:: Problem to solve ::
Only the number is wanted: count the lines that contain "ylabel".

^^^^

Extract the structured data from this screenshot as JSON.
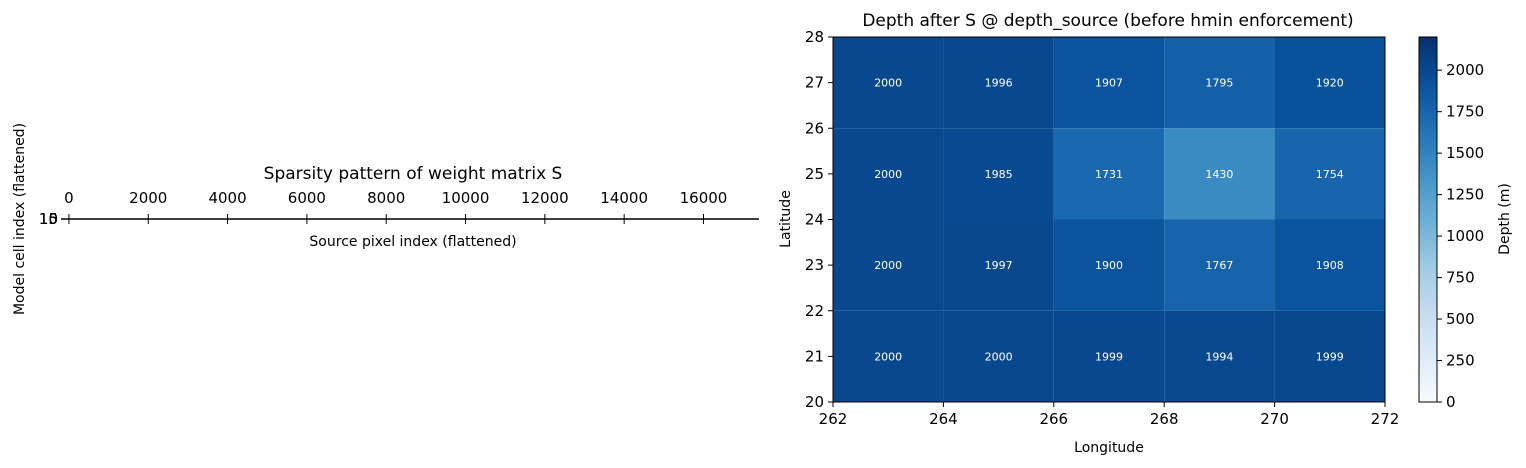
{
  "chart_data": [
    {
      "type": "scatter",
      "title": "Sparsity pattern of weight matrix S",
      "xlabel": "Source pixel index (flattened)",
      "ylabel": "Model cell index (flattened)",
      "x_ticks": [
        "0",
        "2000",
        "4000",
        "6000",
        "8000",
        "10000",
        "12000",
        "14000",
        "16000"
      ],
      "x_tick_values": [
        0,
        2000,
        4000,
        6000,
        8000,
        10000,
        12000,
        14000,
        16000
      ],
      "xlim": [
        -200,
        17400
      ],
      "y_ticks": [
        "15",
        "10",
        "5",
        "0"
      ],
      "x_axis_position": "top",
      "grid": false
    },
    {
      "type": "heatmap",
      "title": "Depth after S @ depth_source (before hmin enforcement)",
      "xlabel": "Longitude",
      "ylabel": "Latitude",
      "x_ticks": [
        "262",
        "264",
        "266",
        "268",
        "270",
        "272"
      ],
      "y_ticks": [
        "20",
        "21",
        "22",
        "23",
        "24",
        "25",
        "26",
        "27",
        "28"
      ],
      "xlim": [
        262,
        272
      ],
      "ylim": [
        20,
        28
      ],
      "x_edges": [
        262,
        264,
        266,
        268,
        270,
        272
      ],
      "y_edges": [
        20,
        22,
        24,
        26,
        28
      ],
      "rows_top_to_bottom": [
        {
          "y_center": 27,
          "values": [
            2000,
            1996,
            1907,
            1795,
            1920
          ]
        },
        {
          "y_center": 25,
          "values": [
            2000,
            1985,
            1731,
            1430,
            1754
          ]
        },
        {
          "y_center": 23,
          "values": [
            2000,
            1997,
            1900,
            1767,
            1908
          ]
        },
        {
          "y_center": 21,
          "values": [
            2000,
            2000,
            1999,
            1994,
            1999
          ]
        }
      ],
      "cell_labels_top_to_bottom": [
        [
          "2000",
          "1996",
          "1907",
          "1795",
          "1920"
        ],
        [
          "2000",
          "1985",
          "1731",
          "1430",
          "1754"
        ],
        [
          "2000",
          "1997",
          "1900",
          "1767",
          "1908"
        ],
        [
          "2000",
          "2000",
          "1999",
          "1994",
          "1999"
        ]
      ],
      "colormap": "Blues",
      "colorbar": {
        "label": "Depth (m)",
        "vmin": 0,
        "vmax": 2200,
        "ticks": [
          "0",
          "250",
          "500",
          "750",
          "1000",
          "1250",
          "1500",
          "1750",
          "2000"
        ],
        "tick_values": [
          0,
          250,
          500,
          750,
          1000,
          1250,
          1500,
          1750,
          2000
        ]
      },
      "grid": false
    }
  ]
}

^^^^

:: Exercise response ::
2